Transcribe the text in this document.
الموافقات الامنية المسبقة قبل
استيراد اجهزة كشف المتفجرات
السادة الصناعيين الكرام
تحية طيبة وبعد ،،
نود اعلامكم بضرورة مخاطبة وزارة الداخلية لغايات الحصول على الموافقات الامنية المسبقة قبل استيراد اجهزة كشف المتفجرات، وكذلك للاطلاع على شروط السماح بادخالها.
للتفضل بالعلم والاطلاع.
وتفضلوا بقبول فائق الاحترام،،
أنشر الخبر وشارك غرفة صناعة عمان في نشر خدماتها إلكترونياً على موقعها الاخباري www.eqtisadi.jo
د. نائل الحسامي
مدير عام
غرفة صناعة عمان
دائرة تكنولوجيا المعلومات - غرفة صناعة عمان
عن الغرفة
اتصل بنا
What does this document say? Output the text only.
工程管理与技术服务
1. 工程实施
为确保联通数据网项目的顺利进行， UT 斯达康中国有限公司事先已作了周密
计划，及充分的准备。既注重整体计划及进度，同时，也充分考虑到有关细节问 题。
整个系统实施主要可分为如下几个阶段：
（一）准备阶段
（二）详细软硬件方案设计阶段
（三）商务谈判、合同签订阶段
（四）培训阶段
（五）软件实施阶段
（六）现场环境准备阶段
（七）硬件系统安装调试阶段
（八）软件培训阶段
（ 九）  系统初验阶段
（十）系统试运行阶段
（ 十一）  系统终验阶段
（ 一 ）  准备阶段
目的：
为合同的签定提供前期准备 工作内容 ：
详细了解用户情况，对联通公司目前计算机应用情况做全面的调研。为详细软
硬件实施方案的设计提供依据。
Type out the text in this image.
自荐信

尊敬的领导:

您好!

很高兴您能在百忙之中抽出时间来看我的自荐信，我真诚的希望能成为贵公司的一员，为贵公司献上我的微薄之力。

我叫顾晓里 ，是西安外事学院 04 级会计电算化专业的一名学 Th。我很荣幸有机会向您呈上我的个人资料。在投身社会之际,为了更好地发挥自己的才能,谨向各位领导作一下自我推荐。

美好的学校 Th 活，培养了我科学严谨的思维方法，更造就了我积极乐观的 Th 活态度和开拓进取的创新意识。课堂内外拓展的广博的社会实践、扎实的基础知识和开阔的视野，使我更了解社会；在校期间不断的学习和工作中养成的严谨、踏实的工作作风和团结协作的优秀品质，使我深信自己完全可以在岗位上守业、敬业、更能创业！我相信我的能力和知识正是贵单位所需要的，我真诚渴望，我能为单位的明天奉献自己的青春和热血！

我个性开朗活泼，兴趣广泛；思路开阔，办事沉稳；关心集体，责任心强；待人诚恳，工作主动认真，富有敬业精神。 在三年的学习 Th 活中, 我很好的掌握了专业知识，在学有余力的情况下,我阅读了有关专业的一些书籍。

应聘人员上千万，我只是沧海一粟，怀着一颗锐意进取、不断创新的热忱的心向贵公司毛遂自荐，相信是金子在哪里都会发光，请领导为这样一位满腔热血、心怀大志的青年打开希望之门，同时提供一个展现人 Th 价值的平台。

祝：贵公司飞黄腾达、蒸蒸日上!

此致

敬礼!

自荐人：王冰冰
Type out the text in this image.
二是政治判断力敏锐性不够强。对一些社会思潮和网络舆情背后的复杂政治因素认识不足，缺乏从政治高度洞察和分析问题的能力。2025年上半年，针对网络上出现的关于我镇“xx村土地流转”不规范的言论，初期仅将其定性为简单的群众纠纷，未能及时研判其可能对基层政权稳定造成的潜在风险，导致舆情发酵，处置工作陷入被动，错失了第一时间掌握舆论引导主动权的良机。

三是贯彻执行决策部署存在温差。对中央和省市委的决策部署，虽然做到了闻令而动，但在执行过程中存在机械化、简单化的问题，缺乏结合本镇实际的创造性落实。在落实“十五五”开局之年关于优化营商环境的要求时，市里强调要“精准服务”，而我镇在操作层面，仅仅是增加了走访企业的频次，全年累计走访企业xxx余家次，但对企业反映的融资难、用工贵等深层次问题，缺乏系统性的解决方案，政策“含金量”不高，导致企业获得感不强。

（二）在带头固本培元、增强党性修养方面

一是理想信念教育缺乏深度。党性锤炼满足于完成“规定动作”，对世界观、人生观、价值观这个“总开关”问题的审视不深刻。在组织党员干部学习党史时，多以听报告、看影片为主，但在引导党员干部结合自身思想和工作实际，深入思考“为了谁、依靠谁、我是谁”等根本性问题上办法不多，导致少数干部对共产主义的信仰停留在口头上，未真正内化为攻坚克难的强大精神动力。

++++++

Determine how many lines of the listing hold the word "this" and reply with that figure alone.

4